Rows.
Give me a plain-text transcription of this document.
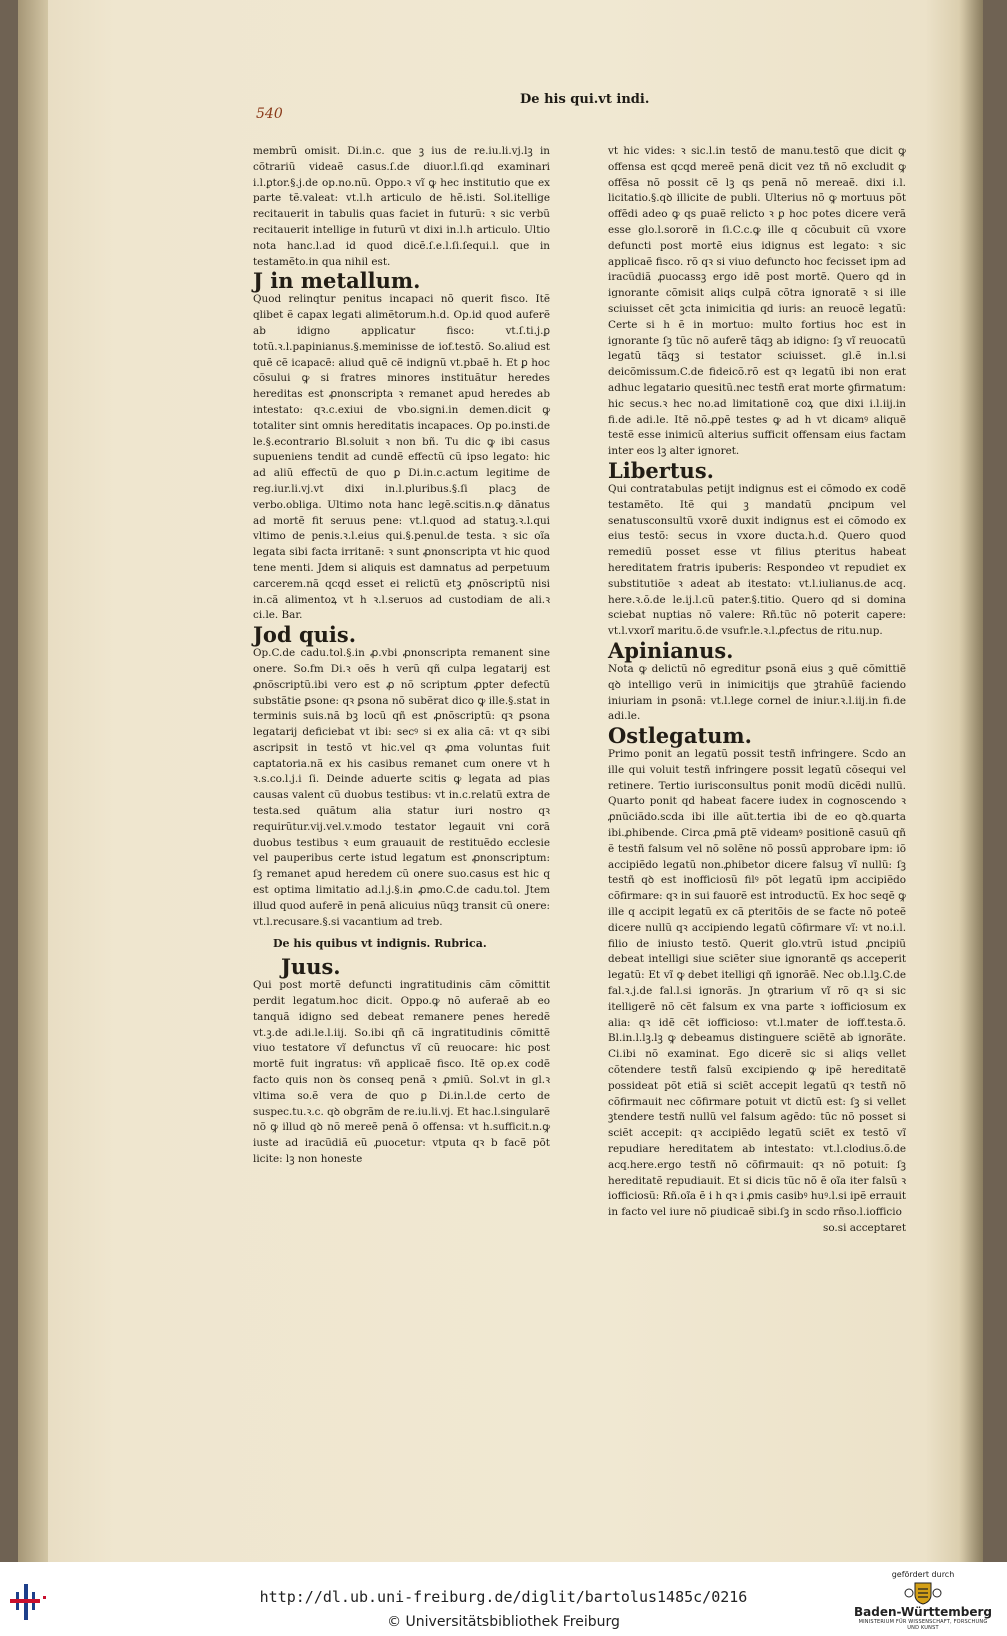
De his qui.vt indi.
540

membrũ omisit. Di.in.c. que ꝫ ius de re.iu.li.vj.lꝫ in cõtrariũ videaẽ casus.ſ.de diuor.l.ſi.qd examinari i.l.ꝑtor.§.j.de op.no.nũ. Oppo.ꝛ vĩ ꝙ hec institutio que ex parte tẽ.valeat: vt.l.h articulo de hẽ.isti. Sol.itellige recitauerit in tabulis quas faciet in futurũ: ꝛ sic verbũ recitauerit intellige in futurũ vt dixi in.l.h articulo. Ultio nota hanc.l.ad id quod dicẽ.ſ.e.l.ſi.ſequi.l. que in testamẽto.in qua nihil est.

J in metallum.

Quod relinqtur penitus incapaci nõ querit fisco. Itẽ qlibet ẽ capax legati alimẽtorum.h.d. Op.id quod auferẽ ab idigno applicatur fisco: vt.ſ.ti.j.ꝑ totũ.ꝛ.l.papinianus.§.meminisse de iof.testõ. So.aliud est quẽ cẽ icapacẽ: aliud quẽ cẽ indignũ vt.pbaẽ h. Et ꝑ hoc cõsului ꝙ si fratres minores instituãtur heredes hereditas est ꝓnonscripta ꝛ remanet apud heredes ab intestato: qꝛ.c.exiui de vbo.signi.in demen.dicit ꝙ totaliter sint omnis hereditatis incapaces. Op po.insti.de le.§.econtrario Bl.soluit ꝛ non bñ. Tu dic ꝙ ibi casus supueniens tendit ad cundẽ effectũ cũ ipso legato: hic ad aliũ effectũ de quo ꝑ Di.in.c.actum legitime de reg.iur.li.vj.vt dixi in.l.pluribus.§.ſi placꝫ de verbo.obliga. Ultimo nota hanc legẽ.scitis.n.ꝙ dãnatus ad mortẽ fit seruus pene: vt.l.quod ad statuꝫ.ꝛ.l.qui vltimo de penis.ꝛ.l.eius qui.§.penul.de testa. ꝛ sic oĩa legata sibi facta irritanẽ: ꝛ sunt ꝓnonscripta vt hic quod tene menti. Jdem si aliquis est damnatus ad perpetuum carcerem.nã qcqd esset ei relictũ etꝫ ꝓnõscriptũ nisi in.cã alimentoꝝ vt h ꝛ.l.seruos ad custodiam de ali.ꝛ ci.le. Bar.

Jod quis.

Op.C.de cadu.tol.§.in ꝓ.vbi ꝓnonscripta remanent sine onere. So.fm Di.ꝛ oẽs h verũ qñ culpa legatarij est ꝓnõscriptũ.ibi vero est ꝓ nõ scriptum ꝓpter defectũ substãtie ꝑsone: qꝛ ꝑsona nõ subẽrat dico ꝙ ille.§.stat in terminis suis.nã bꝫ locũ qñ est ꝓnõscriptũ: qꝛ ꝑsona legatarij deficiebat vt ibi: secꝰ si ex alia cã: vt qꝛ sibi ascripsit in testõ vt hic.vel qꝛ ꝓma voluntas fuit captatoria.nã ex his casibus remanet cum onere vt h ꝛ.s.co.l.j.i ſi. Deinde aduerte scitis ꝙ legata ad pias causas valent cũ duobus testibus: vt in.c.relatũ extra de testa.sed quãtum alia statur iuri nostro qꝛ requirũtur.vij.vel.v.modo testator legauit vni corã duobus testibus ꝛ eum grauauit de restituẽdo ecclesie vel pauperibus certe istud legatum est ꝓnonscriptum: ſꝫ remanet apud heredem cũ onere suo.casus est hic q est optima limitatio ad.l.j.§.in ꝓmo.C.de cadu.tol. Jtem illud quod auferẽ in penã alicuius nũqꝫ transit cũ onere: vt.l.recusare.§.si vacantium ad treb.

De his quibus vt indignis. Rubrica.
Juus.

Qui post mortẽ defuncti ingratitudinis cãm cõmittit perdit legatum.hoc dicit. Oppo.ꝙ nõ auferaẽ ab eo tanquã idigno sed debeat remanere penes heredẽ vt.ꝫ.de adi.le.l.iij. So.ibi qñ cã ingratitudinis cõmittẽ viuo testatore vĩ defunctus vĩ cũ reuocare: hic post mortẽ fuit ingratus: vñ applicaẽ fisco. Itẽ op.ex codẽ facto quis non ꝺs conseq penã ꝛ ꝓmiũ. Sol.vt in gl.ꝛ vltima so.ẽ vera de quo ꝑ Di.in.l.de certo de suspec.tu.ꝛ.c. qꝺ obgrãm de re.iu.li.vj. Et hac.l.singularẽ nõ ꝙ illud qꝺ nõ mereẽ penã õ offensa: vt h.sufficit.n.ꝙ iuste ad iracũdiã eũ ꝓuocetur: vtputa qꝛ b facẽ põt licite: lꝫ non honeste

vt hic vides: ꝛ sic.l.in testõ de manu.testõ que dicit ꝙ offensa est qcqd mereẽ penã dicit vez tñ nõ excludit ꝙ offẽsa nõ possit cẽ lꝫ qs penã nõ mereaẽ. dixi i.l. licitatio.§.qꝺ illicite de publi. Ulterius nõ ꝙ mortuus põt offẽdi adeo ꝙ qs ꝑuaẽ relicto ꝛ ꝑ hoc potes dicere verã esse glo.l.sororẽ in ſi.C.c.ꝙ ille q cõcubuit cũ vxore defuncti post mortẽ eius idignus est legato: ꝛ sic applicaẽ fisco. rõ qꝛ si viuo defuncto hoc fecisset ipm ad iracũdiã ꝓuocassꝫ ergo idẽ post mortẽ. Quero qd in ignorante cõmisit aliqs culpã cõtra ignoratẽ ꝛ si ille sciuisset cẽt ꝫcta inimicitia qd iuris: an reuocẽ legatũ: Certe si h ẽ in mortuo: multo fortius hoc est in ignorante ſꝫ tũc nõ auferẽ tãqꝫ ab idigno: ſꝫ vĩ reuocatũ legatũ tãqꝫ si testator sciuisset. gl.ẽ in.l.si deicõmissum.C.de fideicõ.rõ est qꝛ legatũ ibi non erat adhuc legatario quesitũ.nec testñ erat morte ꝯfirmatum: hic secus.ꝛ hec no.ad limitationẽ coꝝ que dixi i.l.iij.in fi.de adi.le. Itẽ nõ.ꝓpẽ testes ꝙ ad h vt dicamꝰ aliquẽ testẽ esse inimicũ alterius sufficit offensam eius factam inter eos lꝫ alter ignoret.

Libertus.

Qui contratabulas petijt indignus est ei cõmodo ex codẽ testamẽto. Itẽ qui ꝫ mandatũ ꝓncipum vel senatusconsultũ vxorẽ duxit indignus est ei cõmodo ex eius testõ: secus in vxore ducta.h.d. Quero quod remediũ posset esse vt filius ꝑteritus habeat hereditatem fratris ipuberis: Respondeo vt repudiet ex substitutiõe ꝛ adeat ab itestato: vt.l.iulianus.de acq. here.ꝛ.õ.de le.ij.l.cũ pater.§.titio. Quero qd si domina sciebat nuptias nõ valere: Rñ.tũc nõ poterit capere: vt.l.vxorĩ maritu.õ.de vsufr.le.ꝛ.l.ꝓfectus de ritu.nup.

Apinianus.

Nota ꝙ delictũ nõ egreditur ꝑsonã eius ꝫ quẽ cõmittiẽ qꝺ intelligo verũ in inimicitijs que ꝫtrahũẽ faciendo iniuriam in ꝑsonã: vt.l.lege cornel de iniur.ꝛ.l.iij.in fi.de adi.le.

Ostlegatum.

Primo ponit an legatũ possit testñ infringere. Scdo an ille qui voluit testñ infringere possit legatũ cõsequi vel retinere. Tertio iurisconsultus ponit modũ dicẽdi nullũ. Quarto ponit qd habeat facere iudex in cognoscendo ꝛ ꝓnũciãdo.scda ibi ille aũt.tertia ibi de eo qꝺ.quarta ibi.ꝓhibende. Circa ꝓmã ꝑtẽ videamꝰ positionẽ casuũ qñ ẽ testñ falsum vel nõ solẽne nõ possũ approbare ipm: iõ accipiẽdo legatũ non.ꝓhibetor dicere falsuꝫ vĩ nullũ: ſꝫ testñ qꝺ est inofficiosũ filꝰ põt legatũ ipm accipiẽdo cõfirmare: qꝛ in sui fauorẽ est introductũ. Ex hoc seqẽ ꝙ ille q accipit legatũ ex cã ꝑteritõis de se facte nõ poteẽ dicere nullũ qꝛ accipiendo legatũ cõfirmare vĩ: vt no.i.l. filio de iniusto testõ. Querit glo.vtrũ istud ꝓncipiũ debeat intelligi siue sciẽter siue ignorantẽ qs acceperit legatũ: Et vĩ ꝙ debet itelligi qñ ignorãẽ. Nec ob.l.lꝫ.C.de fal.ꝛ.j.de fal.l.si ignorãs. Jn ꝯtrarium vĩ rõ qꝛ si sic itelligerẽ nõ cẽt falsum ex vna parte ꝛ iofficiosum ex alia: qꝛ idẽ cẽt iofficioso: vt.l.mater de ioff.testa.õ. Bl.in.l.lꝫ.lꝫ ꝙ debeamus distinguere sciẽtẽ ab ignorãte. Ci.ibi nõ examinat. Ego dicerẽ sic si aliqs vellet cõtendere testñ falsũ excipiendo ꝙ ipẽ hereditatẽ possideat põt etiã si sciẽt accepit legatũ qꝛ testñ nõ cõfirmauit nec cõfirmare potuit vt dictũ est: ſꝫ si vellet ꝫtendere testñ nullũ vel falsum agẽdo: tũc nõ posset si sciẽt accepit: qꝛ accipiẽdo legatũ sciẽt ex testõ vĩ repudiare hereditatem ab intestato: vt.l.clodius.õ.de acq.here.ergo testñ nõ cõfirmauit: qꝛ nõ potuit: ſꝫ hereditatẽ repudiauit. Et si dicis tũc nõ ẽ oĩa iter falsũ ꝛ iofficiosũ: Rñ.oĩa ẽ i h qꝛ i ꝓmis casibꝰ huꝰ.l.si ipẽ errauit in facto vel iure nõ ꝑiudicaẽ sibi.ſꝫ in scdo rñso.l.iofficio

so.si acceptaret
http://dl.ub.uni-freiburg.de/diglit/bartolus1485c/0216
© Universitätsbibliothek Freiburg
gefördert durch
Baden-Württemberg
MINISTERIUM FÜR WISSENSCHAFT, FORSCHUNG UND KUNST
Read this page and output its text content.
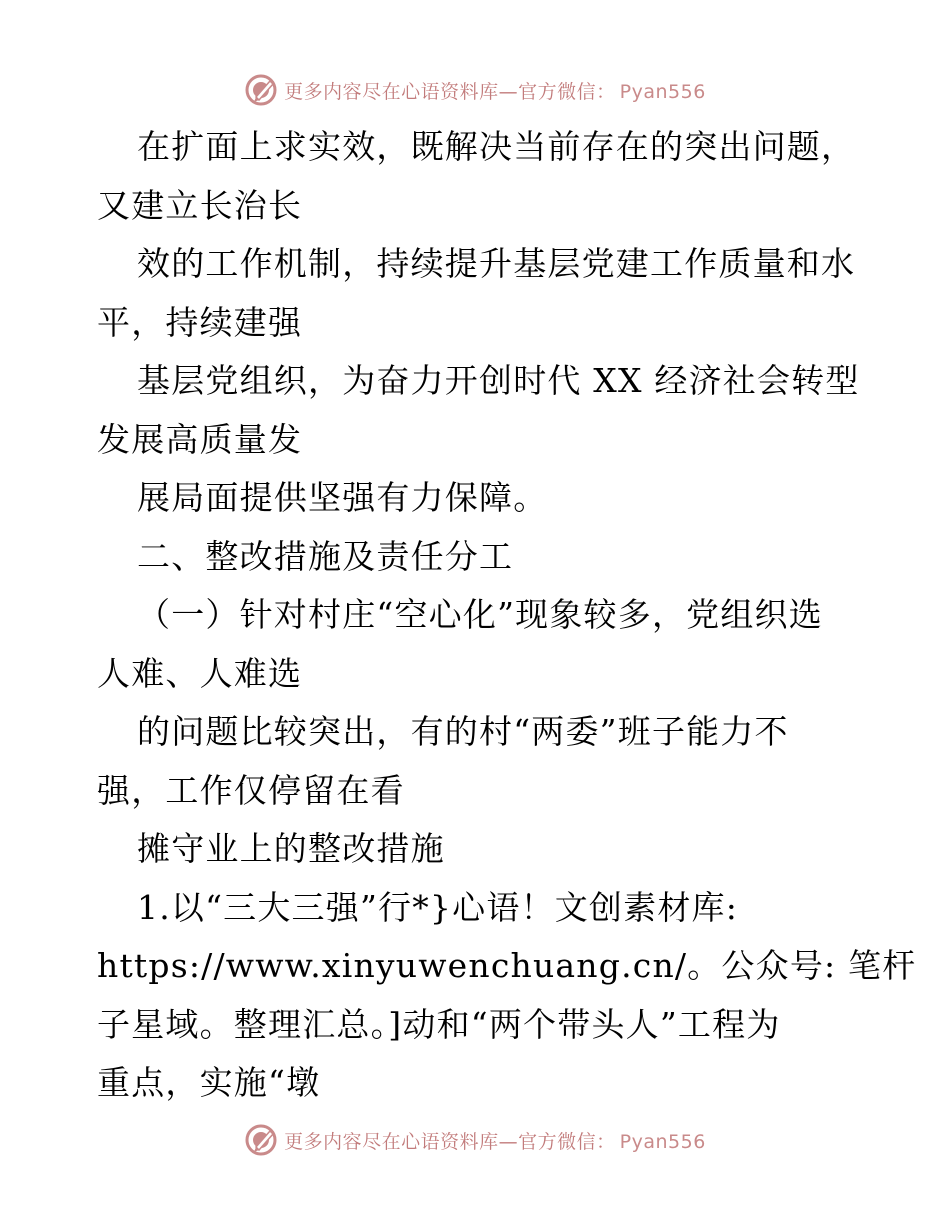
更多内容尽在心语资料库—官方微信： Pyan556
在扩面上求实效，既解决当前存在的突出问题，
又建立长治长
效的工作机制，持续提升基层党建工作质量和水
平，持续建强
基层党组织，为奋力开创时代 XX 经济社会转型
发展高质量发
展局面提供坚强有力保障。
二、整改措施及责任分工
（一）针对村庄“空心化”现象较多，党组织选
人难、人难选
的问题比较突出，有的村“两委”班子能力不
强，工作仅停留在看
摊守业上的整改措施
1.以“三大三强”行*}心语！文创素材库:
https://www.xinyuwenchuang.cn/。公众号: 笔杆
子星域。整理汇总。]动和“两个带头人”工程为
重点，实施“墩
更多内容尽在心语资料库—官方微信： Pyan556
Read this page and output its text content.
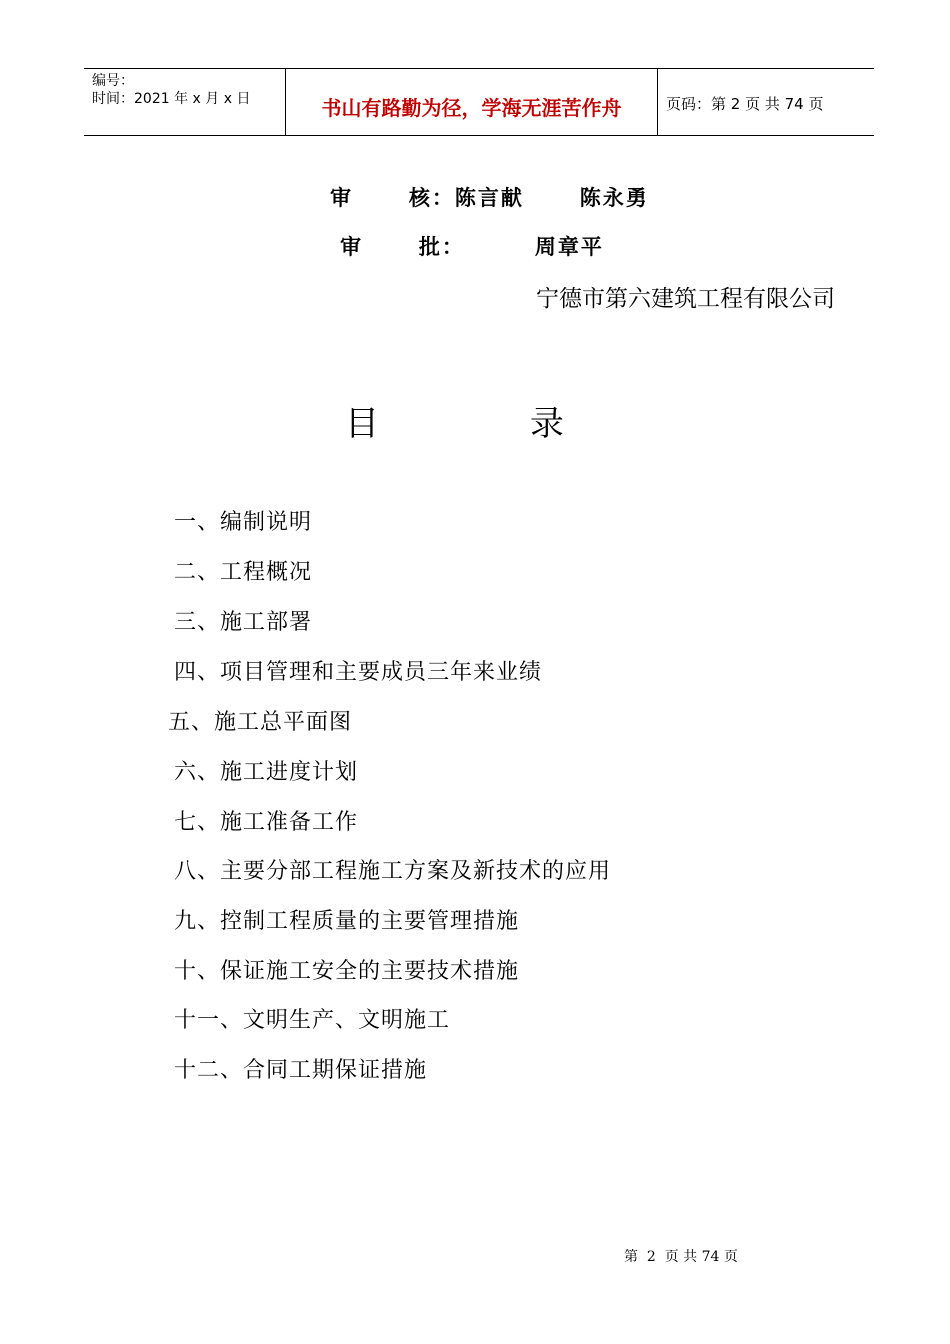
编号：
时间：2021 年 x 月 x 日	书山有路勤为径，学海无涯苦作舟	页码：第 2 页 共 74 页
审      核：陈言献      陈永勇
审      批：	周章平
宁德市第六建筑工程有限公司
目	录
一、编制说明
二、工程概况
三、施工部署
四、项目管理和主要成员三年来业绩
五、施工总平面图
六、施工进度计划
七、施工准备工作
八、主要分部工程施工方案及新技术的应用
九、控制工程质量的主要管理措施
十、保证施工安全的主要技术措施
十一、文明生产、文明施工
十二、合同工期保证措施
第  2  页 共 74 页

The problem. Scan the listing above. Gather each line that contains the word "codẽ".

Answer to the exercise.
Qui post mortẽ defuncti ingratitudinis cãm cõmittit perdit legatum.hoc dicit. Oppo.ꝙ nõ auferaẽ ab eo tanquã idigno sed debeat remanere penes heredẽ vt.ꝫ.de adi.le.l.iij. So.ibi qñ cã ingratitudinis cõmittẽ viuo testatore vĩ defunctus vĩ cũ reuocare: hic post mortẽ fuit ingratus: vñ applicaẽ fisco. Itẽ op.ex codẽ facto quis non ꝺs conseq penã ꝛ ꝓmiũ. Sol.vt in gl.ꝛ vltima so.ẽ vera de quo ꝑ Di.in.l.de certo de suspec.tu.ꝛ.c. qꝺ obgrãm de re.iu.li.vj. Et hac.l.singularẽ nõ ꝙ illud qꝺ nõ mereẽ penã õ offensa: vt h.sufficit.n.ꝙ iuste ad iracũdiã eũ ꝓuocetur: vtputa qꝛ b facẽ põt licite: lꝫ non honeste
Qui contratabulas petijt indignus est ei cõmodo ex codẽ testamẽto. Itẽ qui ꝫ mandatũ ꝓncipum vel senatusconsultũ vxorẽ duxit indignus est ei cõmodo ex eius testõ: secus in vxore ducta.h.d. Quero quod remediũ posset esse vt filius ꝑteritus habeat hereditatem fratris ipuberis: Respondeo vt repudiet ex substitutiõe ꝛ adeat ab itestato: vt.l.iulianus.de acq. here.ꝛ.õ.de le.ij.l.cũ pater.§.titio. Quero qd si domina sciebat nuptias nõ valere: Rñ.tũc nõ poterit capere: vt.l.vxorĩ maritu.õ.de vsufr.le.ꝛ.l.ꝓfectus de ritu.nup.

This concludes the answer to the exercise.